[Collection entries]
--------------------------------

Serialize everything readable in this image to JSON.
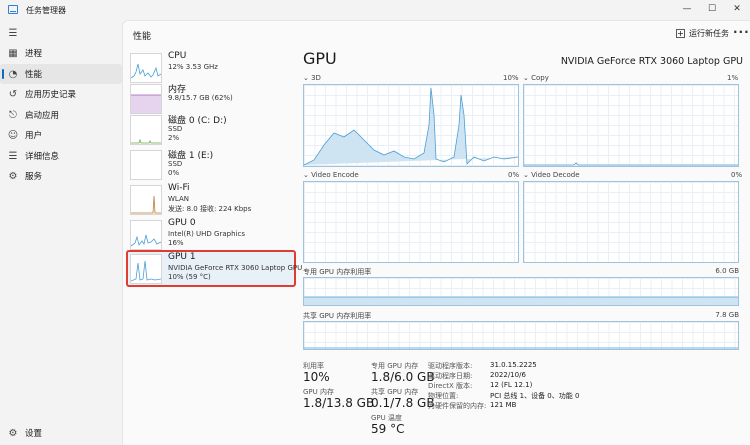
{
  "window": {
    "title": "任务管理器",
    "minimize": "—",
    "maximize": "☐",
    "close": "✕"
  },
  "nav": {
    "items": [
      {
        "label": "进程",
        "icon": "processes-icon",
        "glyph": "▦"
      },
      {
        "label": "性能",
        "icon": "performance-icon",
        "glyph": "◔"
      },
      {
        "label": "应用历史记录",
        "icon": "app-history-icon",
        "glyph": "↺"
      },
      {
        "label": "启动应用",
        "icon": "startup-icon",
        "glyph": "⎋"
      },
      {
        "label": "用户",
        "icon": "users-icon",
        "glyph": "☺"
      },
      {
        "label": "详细信息",
        "icon": "details-icon",
        "glyph": "☰"
      },
      {
        "label": "服务",
        "icon": "services-icon",
        "glyph": "⚙"
      }
    ],
    "settings": {
      "label": "设置",
      "icon": "settings-icon",
      "glyph": "⚙"
    },
    "menu_glyph": "☰"
  },
  "header": {
    "title": "性能",
    "run_task": "运行新任务",
    "more": "···"
  },
  "devices": [
    {
      "name": "CPU",
      "line1": "12% 3.53 GHz",
      "line2": ""
    },
    {
      "name": "内存",
      "line1": "9.8/15.7 GB (62%)",
      "line2": ""
    },
    {
      "name": "磁盘 0 (C: D:)",
      "line1": "SSD",
      "line2": "2%"
    },
    {
      "name": "磁盘 1 (E:)",
      "line1": "SSD",
      "line2": "0%"
    },
    {
      "name": "Wi-Fi",
      "line1": "WLAN",
      "line2": "发送: 8.0 接收: 224 Kbps"
    },
    {
      "name": "GPU 0",
      "line1": "Intel(R) UHD Graphics",
      "line2": "16%"
    },
    {
      "name": "GPU 1",
      "line1": "NVIDIA GeForce RTX 3060 Laptop GPU",
      "line2": "10% (59 °C)"
    }
  ],
  "detail": {
    "title": "GPU",
    "model": "NVIDIA GeForce RTX 3060 Laptop GPU",
    "engines": [
      {
        "label": "3D",
        "pct": "10%"
      },
      {
        "label": "Copy",
        "pct": "1%"
      },
      {
        "label": "Video Encode",
        "pct": "0%"
      },
      {
        "label": "Video Decode",
        "pct": "0%"
      }
    ],
    "dedicated_label": "专用 GPU 内存利用率",
    "dedicated_max": "6.0 GB",
    "shared_label": "共享 GPU 内存利用率",
    "shared_max": "7.8 GB",
    "stats": {
      "util_label": "利用率",
      "util_value": "10%",
      "ded_label": "专用 GPU 内存",
      "ded_value": "1.8/6.0 GB",
      "gpumem_label": "GPU 内存",
      "gpumem_value": "1.8/13.8 GB",
      "shared_label": "共享 GPU 内存",
      "shared_value": "0.1/7.8 GB",
      "temp_label": "GPU 温度",
      "temp_value": "59 °C"
    },
    "info": [
      {
        "k": "驱动程序版本:",
        "v": "31.0.15.2225"
      },
      {
        "k": "驱动程序日期:",
        "v": "2022/10/6"
      },
      {
        "k": "DirectX 版本:",
        "v": "12 (FL 12.1)"
      },
      {
        "k": "物理位置:",
        "v": "PCI 总线 1、设备 0、功能 0"
      },
      {
        "k": "为硬件保留的内存:",
        "v": "121 MB"
      }
    ]
  },
  "colors": {
    "accent": "#0f6cbd",
    "graph_line": "#4a9ed6",
    "selection_border": "#e03c31"
  }
}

--------------------------------

To do:
Tally how many lines of the data include the word "name". Write the number and nothing else.

Written response:
7